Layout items

—————

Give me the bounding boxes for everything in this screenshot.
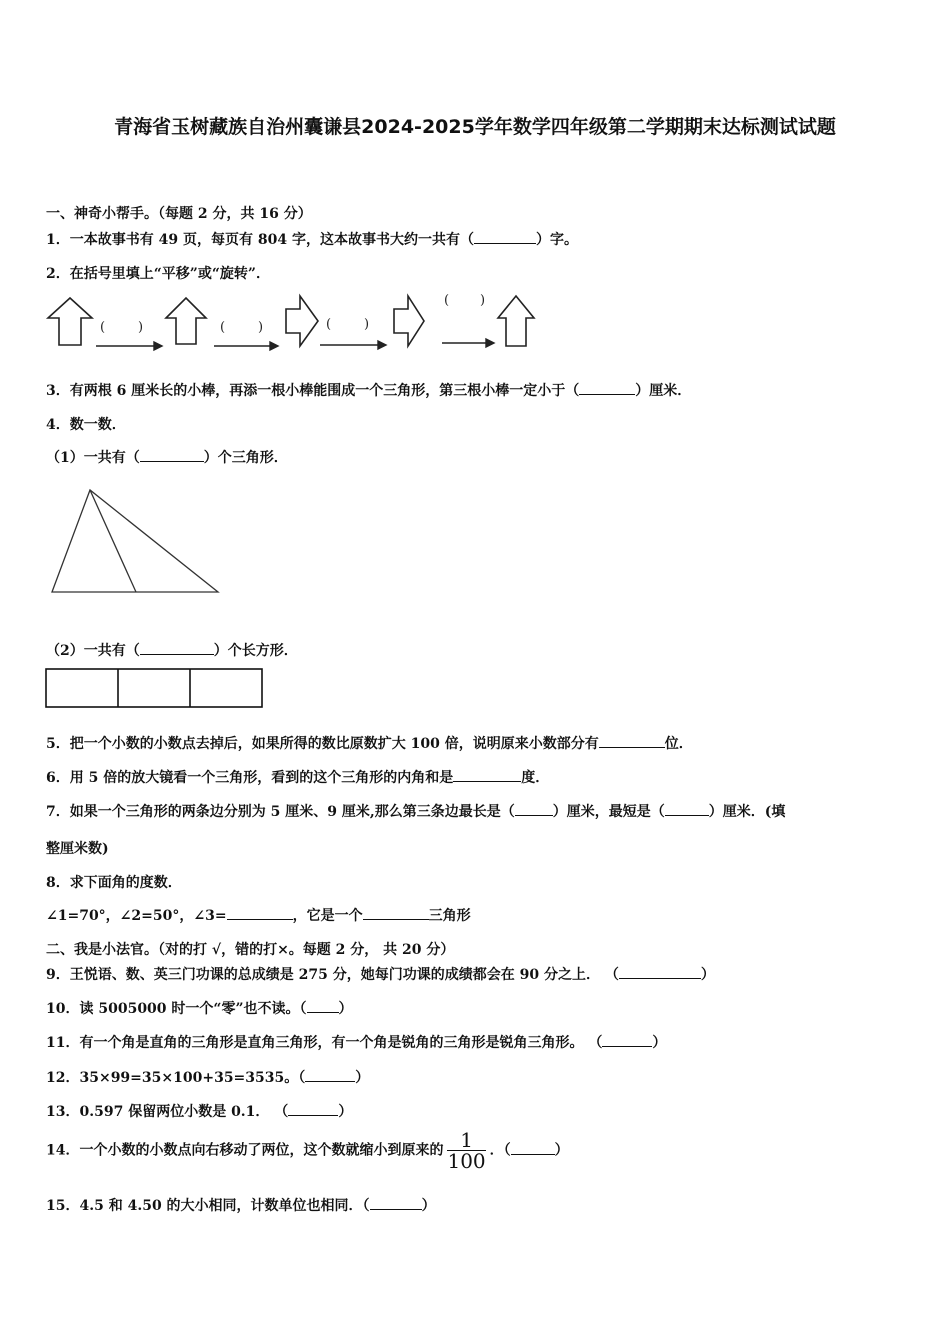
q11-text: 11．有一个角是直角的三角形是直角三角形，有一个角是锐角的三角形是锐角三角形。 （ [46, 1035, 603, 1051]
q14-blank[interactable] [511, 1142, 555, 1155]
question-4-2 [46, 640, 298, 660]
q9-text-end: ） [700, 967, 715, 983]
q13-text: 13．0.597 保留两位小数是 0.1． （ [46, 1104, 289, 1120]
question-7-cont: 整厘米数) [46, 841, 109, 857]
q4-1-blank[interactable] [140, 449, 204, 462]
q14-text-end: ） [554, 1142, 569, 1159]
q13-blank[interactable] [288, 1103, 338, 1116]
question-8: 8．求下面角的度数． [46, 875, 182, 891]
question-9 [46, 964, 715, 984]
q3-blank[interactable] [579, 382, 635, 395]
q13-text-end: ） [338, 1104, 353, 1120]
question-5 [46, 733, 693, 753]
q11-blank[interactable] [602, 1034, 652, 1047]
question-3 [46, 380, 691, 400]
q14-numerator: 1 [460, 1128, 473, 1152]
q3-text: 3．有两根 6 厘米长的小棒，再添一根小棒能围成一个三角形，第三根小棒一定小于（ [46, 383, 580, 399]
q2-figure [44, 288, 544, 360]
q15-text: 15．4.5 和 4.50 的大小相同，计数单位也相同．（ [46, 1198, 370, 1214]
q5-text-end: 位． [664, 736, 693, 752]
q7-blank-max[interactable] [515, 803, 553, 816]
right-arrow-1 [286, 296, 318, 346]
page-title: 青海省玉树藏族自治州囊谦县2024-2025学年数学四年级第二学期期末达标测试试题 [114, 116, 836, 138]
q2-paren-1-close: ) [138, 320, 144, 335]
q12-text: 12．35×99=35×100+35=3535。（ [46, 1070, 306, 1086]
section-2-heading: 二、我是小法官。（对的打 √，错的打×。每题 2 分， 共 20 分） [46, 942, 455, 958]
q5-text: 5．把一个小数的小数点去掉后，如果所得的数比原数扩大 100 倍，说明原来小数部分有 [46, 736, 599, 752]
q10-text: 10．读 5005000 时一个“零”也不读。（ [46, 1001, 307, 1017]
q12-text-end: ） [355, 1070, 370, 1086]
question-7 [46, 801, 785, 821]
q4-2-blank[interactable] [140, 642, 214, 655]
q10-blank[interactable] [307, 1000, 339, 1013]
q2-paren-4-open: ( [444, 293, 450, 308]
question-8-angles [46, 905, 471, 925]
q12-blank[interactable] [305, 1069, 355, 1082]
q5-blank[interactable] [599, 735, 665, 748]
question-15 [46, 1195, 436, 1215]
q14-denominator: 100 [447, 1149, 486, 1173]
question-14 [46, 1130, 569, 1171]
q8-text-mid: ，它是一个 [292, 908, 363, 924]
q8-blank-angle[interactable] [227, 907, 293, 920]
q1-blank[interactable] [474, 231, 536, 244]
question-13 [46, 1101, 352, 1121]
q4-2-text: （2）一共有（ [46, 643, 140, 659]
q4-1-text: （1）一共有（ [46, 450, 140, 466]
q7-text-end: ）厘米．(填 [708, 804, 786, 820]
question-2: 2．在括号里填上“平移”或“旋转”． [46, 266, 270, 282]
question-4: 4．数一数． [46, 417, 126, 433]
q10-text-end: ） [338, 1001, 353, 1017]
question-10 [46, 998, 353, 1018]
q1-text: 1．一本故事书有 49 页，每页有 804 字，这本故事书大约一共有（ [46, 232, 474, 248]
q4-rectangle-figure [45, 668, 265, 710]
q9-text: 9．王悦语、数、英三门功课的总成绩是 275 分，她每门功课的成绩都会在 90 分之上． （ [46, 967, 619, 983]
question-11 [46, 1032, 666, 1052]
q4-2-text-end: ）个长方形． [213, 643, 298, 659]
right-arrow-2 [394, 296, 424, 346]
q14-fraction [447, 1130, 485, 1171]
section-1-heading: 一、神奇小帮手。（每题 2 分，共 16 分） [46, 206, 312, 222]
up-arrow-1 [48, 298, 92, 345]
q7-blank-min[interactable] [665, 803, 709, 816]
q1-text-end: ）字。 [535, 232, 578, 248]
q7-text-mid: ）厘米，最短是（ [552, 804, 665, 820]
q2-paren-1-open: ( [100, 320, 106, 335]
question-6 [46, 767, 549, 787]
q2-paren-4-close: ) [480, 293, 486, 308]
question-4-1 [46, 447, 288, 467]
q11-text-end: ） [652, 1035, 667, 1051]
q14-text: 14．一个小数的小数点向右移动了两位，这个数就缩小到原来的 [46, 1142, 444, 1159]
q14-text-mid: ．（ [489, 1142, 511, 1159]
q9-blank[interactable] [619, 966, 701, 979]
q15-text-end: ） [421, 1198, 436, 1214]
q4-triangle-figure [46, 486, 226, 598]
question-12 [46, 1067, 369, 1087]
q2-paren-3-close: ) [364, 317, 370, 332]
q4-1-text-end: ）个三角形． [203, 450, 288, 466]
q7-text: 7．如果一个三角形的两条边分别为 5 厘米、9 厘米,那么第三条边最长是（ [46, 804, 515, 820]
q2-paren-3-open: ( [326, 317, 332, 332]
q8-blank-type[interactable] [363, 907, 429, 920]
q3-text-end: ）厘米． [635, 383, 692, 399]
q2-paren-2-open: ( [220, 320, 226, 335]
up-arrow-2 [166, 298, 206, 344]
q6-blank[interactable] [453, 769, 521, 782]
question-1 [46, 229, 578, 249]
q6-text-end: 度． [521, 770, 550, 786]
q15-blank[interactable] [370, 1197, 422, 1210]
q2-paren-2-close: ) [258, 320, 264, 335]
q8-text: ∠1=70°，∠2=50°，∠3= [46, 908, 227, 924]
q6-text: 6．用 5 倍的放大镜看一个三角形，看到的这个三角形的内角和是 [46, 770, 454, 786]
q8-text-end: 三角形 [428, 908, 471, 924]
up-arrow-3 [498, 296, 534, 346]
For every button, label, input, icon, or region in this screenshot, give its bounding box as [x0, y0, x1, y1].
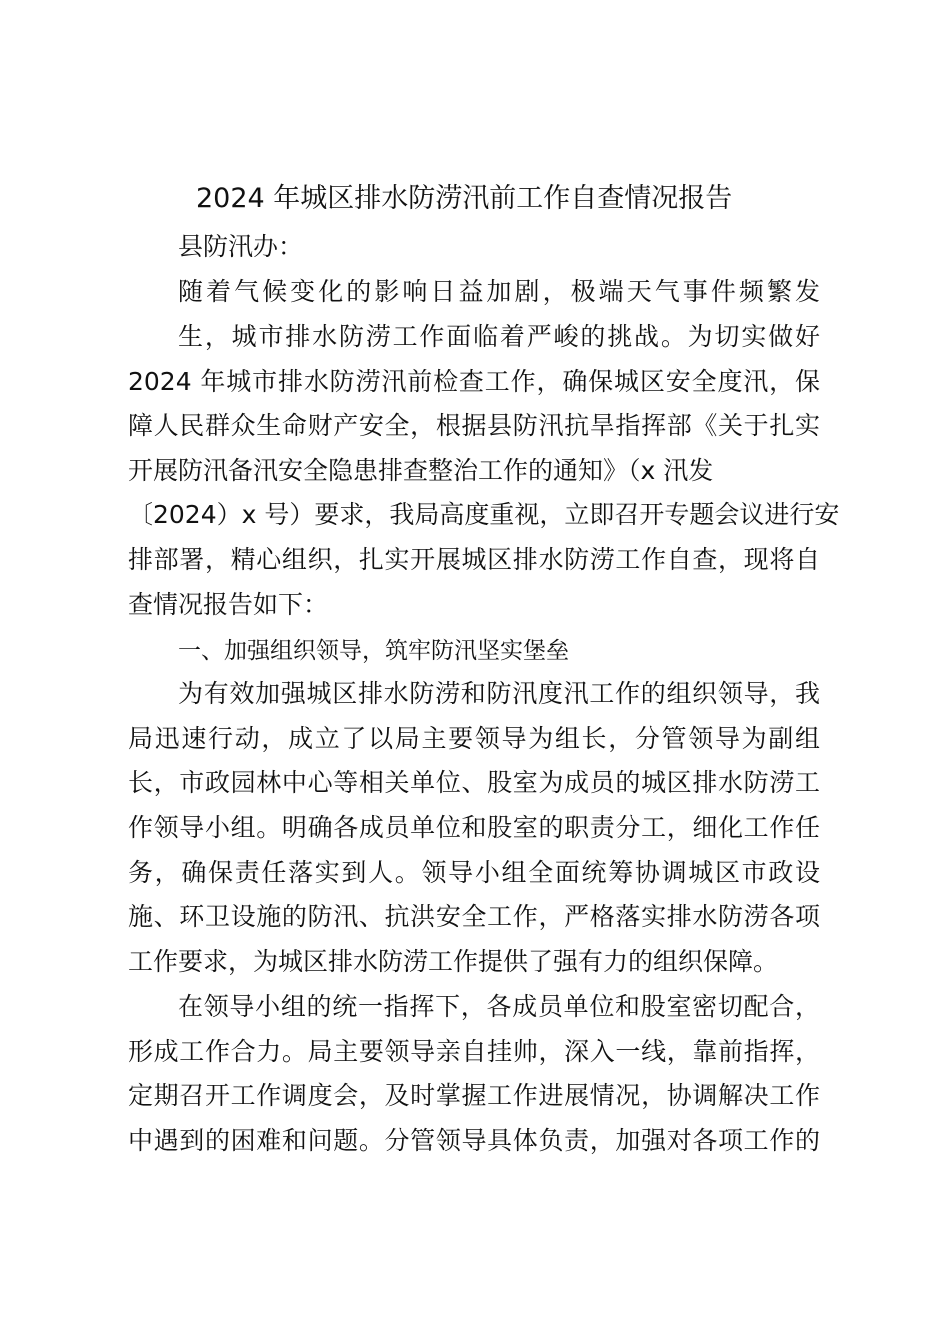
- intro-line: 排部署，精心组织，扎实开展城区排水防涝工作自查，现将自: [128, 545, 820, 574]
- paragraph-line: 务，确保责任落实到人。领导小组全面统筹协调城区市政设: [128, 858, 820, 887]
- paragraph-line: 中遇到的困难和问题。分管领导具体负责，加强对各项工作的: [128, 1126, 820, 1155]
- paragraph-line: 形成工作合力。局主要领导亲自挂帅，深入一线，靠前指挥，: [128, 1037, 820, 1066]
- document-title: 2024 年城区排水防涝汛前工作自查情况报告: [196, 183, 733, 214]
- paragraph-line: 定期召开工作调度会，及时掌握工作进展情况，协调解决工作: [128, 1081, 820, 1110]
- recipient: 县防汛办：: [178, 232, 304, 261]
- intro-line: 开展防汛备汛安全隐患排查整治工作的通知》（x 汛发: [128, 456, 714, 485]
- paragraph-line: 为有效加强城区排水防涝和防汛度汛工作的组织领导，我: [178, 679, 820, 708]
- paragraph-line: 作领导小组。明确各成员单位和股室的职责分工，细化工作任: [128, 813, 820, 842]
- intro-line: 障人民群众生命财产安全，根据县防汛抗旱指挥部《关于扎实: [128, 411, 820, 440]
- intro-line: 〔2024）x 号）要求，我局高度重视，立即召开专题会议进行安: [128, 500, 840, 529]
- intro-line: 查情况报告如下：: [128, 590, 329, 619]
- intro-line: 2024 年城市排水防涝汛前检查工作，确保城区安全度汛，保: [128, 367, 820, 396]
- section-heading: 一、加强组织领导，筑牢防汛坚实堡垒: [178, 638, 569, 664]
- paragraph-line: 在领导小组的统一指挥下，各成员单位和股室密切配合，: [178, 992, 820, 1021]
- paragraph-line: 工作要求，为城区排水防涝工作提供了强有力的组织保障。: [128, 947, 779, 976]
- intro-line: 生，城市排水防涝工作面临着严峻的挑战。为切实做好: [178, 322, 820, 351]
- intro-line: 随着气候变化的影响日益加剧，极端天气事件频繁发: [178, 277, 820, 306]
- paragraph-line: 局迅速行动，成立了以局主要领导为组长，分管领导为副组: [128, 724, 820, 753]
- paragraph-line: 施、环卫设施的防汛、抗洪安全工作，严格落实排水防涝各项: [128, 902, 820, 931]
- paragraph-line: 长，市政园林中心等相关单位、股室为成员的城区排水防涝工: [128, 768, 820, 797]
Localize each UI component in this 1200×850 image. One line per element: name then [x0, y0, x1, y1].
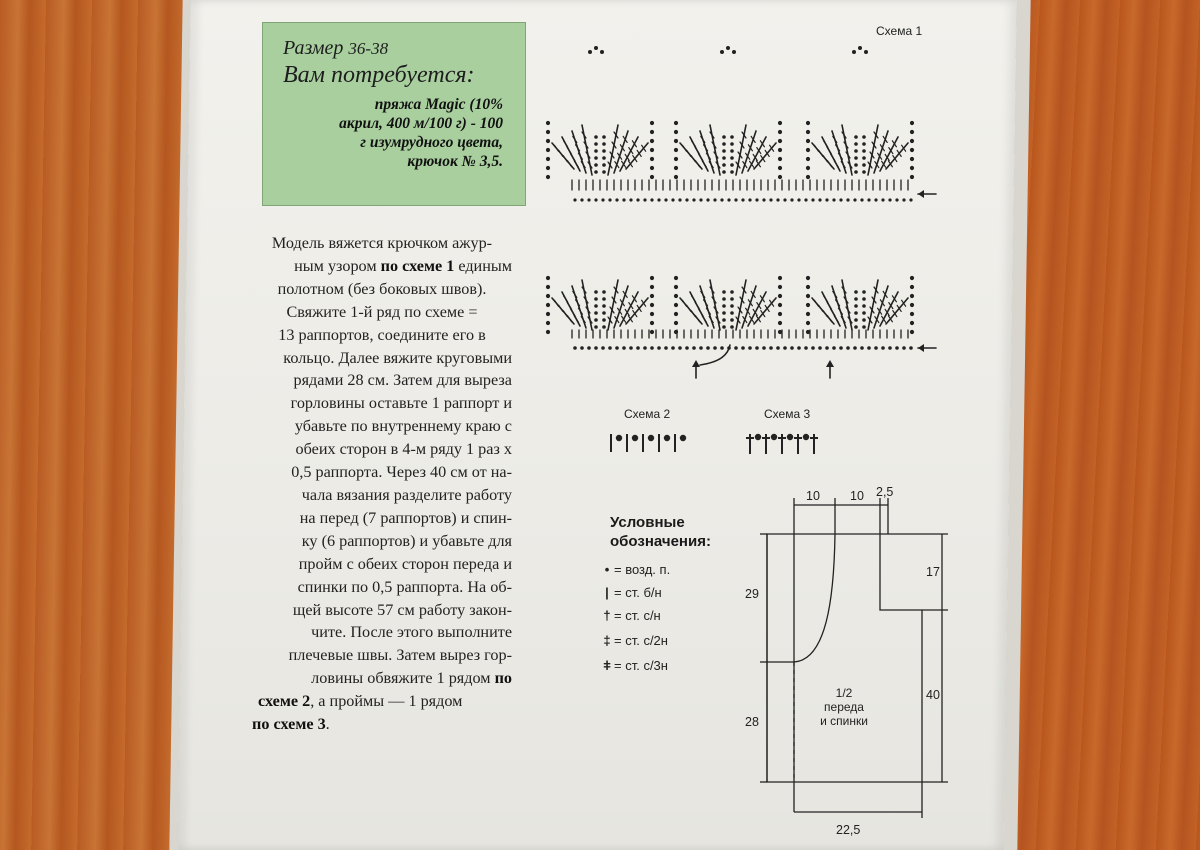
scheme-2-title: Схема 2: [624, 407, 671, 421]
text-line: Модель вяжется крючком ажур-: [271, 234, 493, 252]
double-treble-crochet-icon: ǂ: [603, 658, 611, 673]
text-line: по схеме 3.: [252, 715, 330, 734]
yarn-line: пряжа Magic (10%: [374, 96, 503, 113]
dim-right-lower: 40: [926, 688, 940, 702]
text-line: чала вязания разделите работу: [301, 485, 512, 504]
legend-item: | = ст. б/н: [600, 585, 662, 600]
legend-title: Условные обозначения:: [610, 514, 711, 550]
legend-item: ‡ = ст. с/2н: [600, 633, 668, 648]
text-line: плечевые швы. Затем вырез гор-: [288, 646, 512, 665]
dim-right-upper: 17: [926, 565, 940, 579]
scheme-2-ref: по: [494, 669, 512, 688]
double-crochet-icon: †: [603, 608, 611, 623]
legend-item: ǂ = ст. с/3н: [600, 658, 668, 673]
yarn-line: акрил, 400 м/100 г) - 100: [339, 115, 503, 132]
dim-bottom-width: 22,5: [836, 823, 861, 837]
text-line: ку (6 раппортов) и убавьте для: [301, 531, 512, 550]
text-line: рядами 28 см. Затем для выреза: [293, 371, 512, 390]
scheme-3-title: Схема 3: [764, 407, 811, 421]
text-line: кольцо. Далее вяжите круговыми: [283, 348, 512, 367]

—————

▶ **Objective**
Copy out the lines in the items above word for word, starting with the line that contains "- intro-line: 排部署，精心组织，扎实开展城区排水防涝工作自查，现将自: [128, 545, 820, 574]" and ending with the line that contains "1126, 820, 1155]", both included.

▶ **Solution to this task**
- intro-line: 排部署，精心组织，扎实开展城区排水防涝工作自查，现将自: [128, 545, 820, 574]
- paragraph-line: 务，确保责任落实到人。领导小组全面统筹协调城区市政设: [128, 858, 820, 887]
- paragraph-line: 中遇到的困难和问题。分管领导具体负责，加强对各项工作的: [128, 1126, 820, 1155]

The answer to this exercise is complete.